▶ _TASK BRIEF_
Answer these questions using the announcement about the Micrus ACT MicroCoil Delivery System:
1. Under what kind of exemption did the FDA approve clinical studies of the system?
2. Which organization jointly developed aspects of the system with Micrus?
3. Where and within what time frame does Micrus expect to begin enrolling study patients?

▶ _TEXT FOR ANALYSIS_

+ + +

Micrus Corp., a privately-held medical device firm, announced today that the company has received U.S. Food and Drug Administration approval to begin clinical studies of the company's ACT MicroCoil Delivery System under an Investigational Device Exemption ("IDE"). This new medical device will be used for the minimally invasive treatment of intracranial aneurysms.
Intracranial aneurysms are saclike widenings of cranial arteries, which can form due to atherosclerosis, hypertension, trauma or other factors. Rupture of such aneurysms results in subarachnoid hemorrhage and, if untreated, can lead to stroke and death. While surgery has been a common form of treatment, less invasive procedures are now being performed to decrease risk to the patient, and reduce the procedure time and ultimate cost of the treatment. The Micrus ACT MicroCoil Delivery System is one such non-surgical method of treating intracranial aneurysms. The company believes the ACT MicroCoil Delivery System is superior to other minimally invasive treatment devices, including first-generation coil systems.
The Micrus ACT MicroCoils are designed to be released into the aneurysm to isolate it from arterial flow, thereby decreasing the potential for rupture or re-rupture. The ACT MicroCoil Delivery System was designed, developed and patented by Micrus Corp. Aspects of the system were jointly developed with Lawrence Livermore National Laboratories under a licensing agreement between the two parties.
Micrus expects to begin enrolling study patients at sites within the U.S. and Europe within the next three months. The company believes the worldwide market potential for the ACT MicroCoil Delivery System to be in excess of $100 million annually.

+ + +

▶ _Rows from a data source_
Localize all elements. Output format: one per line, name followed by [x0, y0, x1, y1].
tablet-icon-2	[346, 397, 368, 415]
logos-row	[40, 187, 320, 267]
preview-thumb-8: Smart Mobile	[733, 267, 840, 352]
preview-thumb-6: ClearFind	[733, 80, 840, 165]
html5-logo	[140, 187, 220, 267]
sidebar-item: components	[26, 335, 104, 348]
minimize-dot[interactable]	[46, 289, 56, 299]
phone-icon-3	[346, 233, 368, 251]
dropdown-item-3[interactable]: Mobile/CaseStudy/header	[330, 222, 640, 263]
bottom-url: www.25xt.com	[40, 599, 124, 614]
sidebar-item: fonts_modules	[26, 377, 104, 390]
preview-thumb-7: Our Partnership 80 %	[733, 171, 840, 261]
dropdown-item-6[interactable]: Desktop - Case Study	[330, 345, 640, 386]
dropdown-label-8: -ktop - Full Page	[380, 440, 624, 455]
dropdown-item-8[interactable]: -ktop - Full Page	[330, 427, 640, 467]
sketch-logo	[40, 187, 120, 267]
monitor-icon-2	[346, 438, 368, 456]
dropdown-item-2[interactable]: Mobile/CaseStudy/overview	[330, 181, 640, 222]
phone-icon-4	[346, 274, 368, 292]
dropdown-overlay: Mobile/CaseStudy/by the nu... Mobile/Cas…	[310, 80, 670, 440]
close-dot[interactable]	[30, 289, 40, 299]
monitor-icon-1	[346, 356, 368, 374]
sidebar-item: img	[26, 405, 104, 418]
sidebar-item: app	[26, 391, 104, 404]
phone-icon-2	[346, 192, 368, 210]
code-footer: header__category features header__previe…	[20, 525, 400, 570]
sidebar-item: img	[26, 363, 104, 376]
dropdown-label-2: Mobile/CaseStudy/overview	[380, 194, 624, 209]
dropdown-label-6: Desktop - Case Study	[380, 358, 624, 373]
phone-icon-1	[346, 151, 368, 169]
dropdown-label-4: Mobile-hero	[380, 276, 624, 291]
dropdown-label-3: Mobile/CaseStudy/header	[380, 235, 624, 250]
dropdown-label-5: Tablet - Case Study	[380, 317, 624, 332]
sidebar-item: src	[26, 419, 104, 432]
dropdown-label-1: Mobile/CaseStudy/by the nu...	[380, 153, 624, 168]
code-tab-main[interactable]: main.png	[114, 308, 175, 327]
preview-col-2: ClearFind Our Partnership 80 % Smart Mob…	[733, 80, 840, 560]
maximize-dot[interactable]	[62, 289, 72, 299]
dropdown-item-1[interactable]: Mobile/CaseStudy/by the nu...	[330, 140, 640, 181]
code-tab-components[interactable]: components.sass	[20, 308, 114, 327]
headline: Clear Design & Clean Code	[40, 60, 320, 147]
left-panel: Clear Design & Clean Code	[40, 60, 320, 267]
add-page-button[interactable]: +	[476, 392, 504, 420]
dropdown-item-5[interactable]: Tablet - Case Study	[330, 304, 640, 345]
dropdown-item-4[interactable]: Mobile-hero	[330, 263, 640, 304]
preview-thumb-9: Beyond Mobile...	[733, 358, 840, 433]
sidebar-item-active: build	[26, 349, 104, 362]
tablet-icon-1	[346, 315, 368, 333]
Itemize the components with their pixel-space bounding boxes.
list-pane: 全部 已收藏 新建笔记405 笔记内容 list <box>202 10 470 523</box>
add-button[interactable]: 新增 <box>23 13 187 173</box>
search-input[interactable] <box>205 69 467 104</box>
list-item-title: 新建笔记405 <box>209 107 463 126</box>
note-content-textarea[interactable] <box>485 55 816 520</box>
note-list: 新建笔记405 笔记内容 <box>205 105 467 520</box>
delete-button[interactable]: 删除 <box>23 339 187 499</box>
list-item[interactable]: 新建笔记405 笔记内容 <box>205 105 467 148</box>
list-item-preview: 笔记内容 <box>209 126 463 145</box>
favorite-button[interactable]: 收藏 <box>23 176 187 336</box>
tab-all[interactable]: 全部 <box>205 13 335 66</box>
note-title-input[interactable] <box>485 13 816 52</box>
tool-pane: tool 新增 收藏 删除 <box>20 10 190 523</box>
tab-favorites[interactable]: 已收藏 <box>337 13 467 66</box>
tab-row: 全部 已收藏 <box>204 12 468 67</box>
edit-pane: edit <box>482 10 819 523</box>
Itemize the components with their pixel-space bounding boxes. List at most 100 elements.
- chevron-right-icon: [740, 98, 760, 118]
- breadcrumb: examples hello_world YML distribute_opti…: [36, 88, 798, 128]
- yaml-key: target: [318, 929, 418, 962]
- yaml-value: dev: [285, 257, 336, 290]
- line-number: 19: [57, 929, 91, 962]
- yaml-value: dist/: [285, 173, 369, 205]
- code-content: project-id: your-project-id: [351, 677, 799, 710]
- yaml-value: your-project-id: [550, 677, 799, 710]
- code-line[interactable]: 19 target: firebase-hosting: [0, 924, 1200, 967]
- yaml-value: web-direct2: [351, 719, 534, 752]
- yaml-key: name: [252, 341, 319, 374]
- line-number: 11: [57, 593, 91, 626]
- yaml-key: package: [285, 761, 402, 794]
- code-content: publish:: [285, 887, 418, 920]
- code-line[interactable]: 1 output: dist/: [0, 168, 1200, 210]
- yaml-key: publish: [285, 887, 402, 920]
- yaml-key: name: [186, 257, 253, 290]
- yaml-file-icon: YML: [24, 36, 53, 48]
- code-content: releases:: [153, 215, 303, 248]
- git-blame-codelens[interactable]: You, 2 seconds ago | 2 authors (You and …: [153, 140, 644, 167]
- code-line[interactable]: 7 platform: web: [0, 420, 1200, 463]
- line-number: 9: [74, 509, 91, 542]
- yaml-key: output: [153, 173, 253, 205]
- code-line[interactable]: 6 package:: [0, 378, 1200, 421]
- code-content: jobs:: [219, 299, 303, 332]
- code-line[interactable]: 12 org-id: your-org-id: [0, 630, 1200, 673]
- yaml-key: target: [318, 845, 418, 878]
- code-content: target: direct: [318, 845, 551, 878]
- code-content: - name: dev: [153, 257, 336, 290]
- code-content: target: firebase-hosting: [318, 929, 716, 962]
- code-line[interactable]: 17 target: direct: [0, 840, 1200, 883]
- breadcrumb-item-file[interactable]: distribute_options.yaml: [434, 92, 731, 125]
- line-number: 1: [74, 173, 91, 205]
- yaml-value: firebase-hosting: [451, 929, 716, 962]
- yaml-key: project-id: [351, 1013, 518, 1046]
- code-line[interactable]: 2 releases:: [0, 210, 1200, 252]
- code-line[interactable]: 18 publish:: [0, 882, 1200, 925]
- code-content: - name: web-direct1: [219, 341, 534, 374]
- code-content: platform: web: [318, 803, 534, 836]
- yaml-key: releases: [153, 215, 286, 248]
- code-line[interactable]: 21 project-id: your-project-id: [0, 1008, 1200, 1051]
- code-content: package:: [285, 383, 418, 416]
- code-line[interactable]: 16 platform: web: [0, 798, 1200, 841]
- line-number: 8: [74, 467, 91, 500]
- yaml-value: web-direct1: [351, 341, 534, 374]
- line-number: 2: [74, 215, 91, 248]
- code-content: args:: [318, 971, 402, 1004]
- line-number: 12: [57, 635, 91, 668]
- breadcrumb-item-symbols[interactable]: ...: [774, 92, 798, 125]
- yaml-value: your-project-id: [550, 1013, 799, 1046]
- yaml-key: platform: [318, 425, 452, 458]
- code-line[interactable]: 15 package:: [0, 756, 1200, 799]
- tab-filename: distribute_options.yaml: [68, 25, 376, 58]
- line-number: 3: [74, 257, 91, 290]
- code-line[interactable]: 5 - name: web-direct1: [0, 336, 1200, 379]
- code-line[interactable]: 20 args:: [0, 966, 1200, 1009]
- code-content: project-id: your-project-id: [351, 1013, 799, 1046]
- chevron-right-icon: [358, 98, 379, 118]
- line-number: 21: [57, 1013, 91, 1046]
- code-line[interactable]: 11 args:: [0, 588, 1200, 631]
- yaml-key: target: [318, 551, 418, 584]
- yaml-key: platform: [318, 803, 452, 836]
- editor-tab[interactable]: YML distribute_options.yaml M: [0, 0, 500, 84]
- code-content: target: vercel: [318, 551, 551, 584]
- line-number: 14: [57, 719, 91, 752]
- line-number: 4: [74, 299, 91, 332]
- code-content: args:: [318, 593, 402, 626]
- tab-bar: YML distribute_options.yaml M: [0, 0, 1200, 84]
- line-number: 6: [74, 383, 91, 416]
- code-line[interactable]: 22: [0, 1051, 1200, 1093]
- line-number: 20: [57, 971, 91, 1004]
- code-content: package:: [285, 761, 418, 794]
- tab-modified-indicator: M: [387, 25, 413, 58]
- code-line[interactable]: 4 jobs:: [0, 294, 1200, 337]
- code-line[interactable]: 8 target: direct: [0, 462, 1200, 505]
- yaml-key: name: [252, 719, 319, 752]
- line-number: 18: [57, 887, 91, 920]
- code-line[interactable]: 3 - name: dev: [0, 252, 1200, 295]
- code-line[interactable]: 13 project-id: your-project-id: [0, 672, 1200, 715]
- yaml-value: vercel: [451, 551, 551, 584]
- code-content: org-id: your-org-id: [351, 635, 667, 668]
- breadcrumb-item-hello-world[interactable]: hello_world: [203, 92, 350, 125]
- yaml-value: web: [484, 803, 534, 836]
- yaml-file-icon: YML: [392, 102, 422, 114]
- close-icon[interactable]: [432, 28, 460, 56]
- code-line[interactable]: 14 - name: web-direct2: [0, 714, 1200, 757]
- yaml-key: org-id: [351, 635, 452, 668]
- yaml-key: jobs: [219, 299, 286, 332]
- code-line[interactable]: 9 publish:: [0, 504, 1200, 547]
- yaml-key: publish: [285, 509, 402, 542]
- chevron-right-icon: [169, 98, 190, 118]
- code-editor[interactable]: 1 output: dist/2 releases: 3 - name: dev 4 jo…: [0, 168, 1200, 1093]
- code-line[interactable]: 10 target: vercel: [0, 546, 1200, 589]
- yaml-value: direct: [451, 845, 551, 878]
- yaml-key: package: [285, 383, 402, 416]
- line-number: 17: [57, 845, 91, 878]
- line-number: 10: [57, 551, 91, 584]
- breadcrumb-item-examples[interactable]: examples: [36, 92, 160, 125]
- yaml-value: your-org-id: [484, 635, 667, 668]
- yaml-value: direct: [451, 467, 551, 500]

+ + +

▶ _SOLVED PROBLEM_
1. An Investigational Device Exemption (IDE).
2. Lawrence Livermore National Laboratories.
3. At sites within the U.S. and Europe, within the next three months.